───── Data for the task
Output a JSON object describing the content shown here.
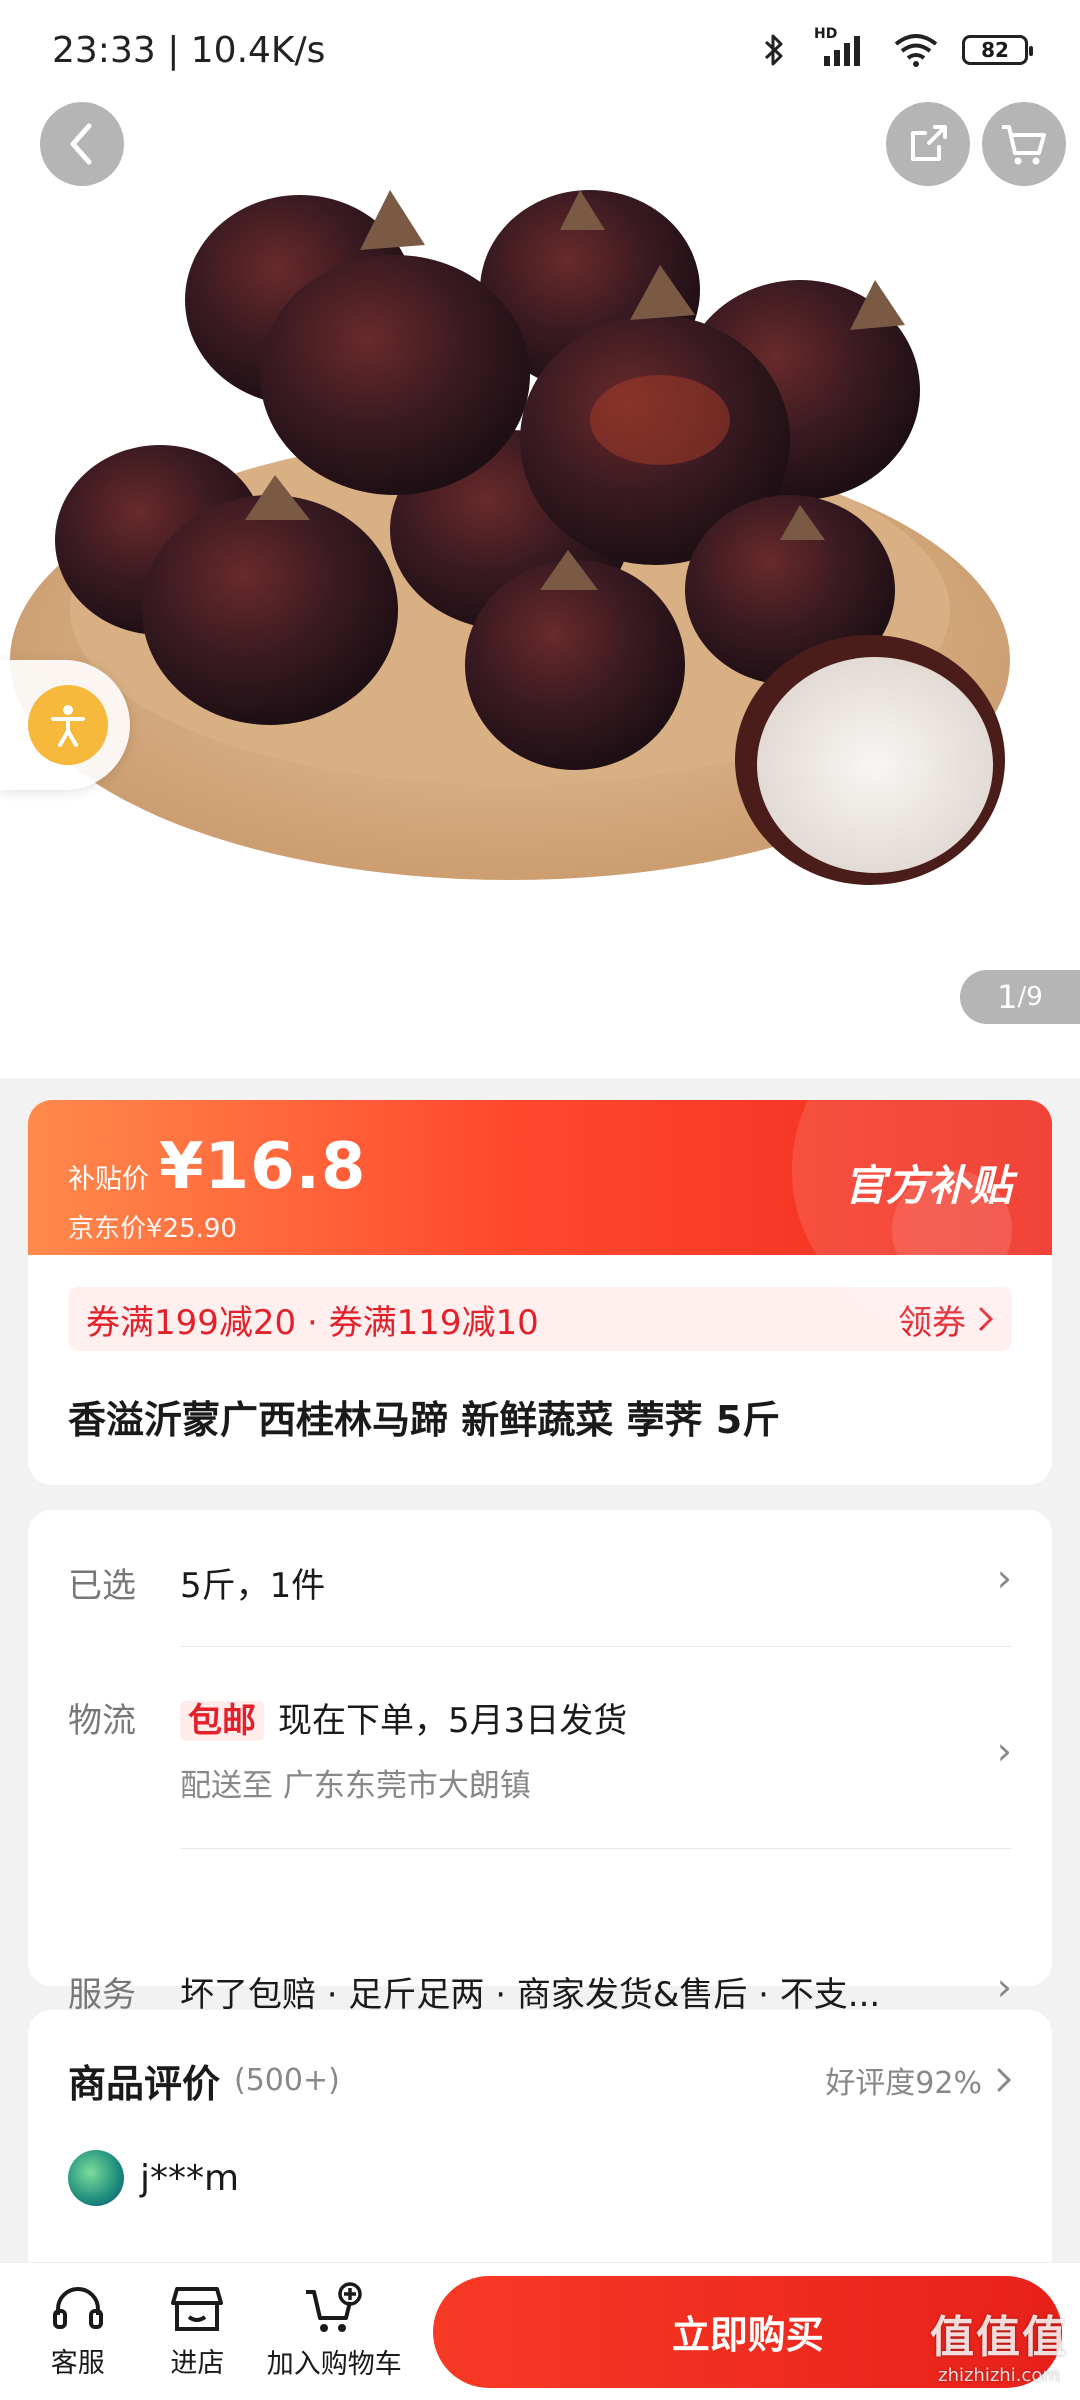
{
  "status_bar": {
    "time_speed": "23:33 | 10.4K/s",
    "battery": "82",
    "network_badge": "HD"
  },
  "gallery": {
    "current": "1",
    "total": "/9"
  },
  "price": {
    "subsidy_label": "补贴价",
    "subsidy_value": "¥16.8",
    "jd_price": "京东价¥25.90",
    "official_tag": "官方补贴"
  },
  "coupon": {
    "text": "券满199减20 · 券满119减10",
    "action": "领券"
  },
  "product": {
    "title": "香溢沂蒙广西桂林马蹄 新鲜蔬菜 荸荠 5斤"
  },
  "info": {
    "selected_key": "已选",
    "selected_val": "5斤，1件",
    "logistics_key": "物流",
    "free_ship": "包邮",
    "ship_text": "现在下单，5月3日发货",
    "deliver_to": "配送至   广东东莞市大朗镇",
    "service_key": "服务",
    "service_val": "坏了包赔 · 足斤足两 · 商家发货&售后 · 不支..."
  },
  "reviews": {
    "title": "商品评价",
    "count": "(500+)",
    "rating": "好评度92%",
    "first_user": "j***m"
  },
  "bottom_bar": {
    "service": "客服",
    "shop": "进店",
    "cart": "加入购物车",
    "buy": "立即购买"
  },
  "watermark": {
    "big": "值值值",
    "small": "zhizhizhi.com"
  },
  "colors": {
    "accent": "#e4202a",
    "banner_start": "#ff8a4c",
    "banner_end": "#ef2a1e"
  }
}
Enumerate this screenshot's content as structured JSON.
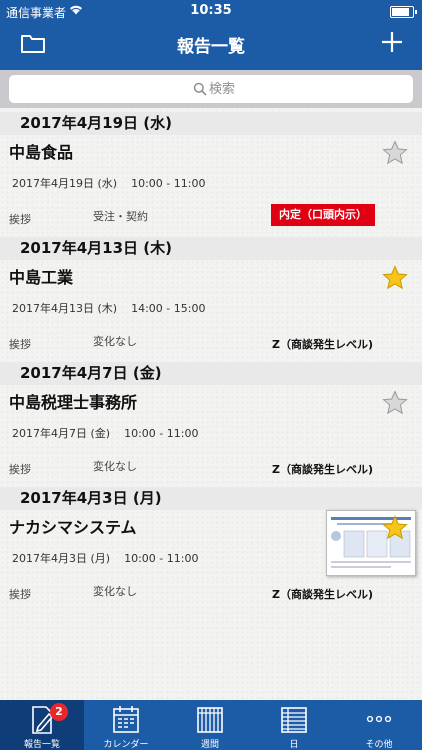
{
  "status_bar": {
    "carrier": "通信事業者",
    "time": "10:35",
    "battery_level": 0.95
  },
  "nav": {
    "title": "報告一覧",
    "left_icon": "folder-icon",
    "right_icon": "plus-icon"
  },
  "search": {
    "placeholder": "検索"
  },
  "reports": [
    {
      "date": "2017年4月19日 (水)",
      "company": "中島食品",
      "starred": false,
      "visit_date": "2017年4月19日 (水)",
      "time_range": "10:00 - 11:00",
      "category": "挨拶",
      "progress": "受注・契約",
      "status": "内定（口頭内示）",
      "status_color": "#e00012"
    },
    {
      "date": "2017年4月13日 (木)",
      "company": "中島工業",
      "starred": true,
      "visit_date": "2017年4月13日 (木)",
      "time_range": "14:00 - 15:00",
      "category": "挨拶",
      "progress": "変化なし",
      "status": "Z（商談発生レベル)"
    },
    {
      "date": "2017年4月7日 (金)",
      "company": "中島税理士事務所",
      "starred": false,
      "visit_date": "2017年4月7日 (金)",
      "time_range": "10:00 - 11:00",
      "category": "挨拶",
      "progress": "変化なし",
      "status": "Z（商談発生レベル)"
    },
    {
      "date": "2017年4月3日 (月)",
      "company": "ナカシマシステム",
      "starred": true,
      "visit_date": "2017年4月3日 (月)",
      "time_range": "10:00 - 11:00",
      "category": "挨拶",
      "progress": "変化なし",
      "status": "Z（商談発生レベル)",
      "has_attachment": true
    }
  ],
  "tabbar": {
    "items": [
      {
        "label": "報告一覧",
        "icon": "edit-report-icon",
        "badge": "2",
        "active": true
      },
      {
        "label": "カレンダー",
        "icon": "calendar-icon"
      },
      {
        "label": "週間",
        "icon": "week-icon"
      },
      {
        "label": "日",
        "icon": "day-list-icon"
      },
      {
        "label": "その他",
        "icon": "more-icon"
      }
    ]
  },
  "colors": {
    "brand": "#1c5ca7",
    "tab_active": "#0e3d78",
    "star_on": "#f7c51a",
    "star_off": "#d8d8d8"
  }
}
──────────
Aim. Transcribe all entries above exactly. Drop the pictures.

Complete answer.
Output a JSON object describing the content shown here.
{
  "status_bar": {
    "time_speed": "23:33 | 10.4K/s",
    "battery": "82",
    "network_badge": "HD"
  },
  "gallery": {
    "current": "1",
    "total": "/9"
  },
  "price": {
    "subsidy_label": "补贴价",
    "subsidy_value": "¥16.8",
    "jd_price": "京东价¥25.90",
    "official_tag": "官方补贴"
  },
  "coupon": {
    "text": "券满199减20 · 券满119减10",
    "action": "领券"
  },
  "product": {
    "title": "香溢沂蒙广西桂林马蹄 新鲜蔬菜 荸荠 5斤"
  },
  "info": {
    "selected_key": "已选",
    "selected_val": "5斤，1件",
    "logistics_key": "物流",
    "free_ship": "包邮",
    "ship_text": "现在下单，5月3日发货",
    "deliver_to": "配送至   广东东莞市大朗镇",
    "service_key": "服务",
    "service_val": "坏了包赔 · 足斤足两 · 商家发货&售后 · 不支..."
  },
  "reviews": {
    "title": "商品评价",
    "count": "(500+)",
    "rating": "好评度92%",
    "first_user": "j***m"
  },
  "bottom_bar": {
    "service": "客服",
    "shop": "进店",
    "cart": "加入购物车",
    "buy": "立即购买"
  },
  "watermark": {
    "big": "值值值",
    "small": "zhizhizhi.com"
  },
  "colors": {
    "accent": "#e4202a",
    "banner_start": "#ff8a4c",
    "banner_end": "#ef2a1e"
  }
}
Enumerate this screenshot's content as structured JSON.
{
  "status_bar": {
    "carrier": "通信事業者",
    "time": "10:35",
    "battery_level": 0.95
  },
  "nav": {
    "title": "報告一覧",
    "left_icon": "folder-icon",
    "right_icon": "plus-icon"
  },
  "search": {
    "placeholder": "検索"
  },
  "reports": [
    {
      "date": "2017年4月19日 (水)",
      "company": "中島食品",
      "starred": false,
      "visit_date": "2017年4月19日 (水)",
      "time_range": "10:00 - 11:00",
      "category": "挨拶",
      "progress": "受注・契約",
      "status": "内定（口頭内示）",
      "status_color": "#e00012"
    },
    {
      "date": "2017年4月13日 (木)",
      "company": "中島工業",
      "starred": true,
      "visit_date": "2017年4月13日 (木)",
      "time_range": "14:00 - 15:00",
      "category": "挨拶",
      "progress": "変化なし",
      "status": "Z（商談発生レベル)"
    },
    {
      "date": "2017年4月7日 (金)",
      "company": "中島税理士事務所",
      "starred": false,
      "visit_date": "2017年4月7日 (金)",
      "time_range": "10:00 - 11:00",
      "category": "挨拶",
      "progress": "変化なし",
      "status": "Z（商談発生レベル)"
    },
    {
      "date": "2017年4月3日 (月)",
      "company": "ナカシマシステム",
      "starred": true,
      "visit_date": "2017年4月3日 (月)",
      "time_range": "10:00 - 11:00",
      "category": "挨拶",
      "progress": "変化なし",
      "status": "Z（商談発生レベル)",
      "has_attachment": true
    }
  ],
  "tabbar": {
    "items": [
      {
        "label": "報告一覧",
        "icon": "edit-report-icon",
        "badge": "2",
        "active": true
      },
      {
        "label": "カレンダー",
        "icon": "calendar-icon"
      },
      {
        "label": "週間",
        "icon": "week-icon"
      },
      {
        "label": "日",
        "icon": "day-list-icon"
      },
      {
        "label": "その他",
        "icon": "more-icon"
      }
    ]
  },
  "colors": {
    "brand": "#1c5ca7",
    "tab_active": "#0e3d78",
    "star_on": "#f7c51a",
    "star_off": "#d8d8d8"
  }
}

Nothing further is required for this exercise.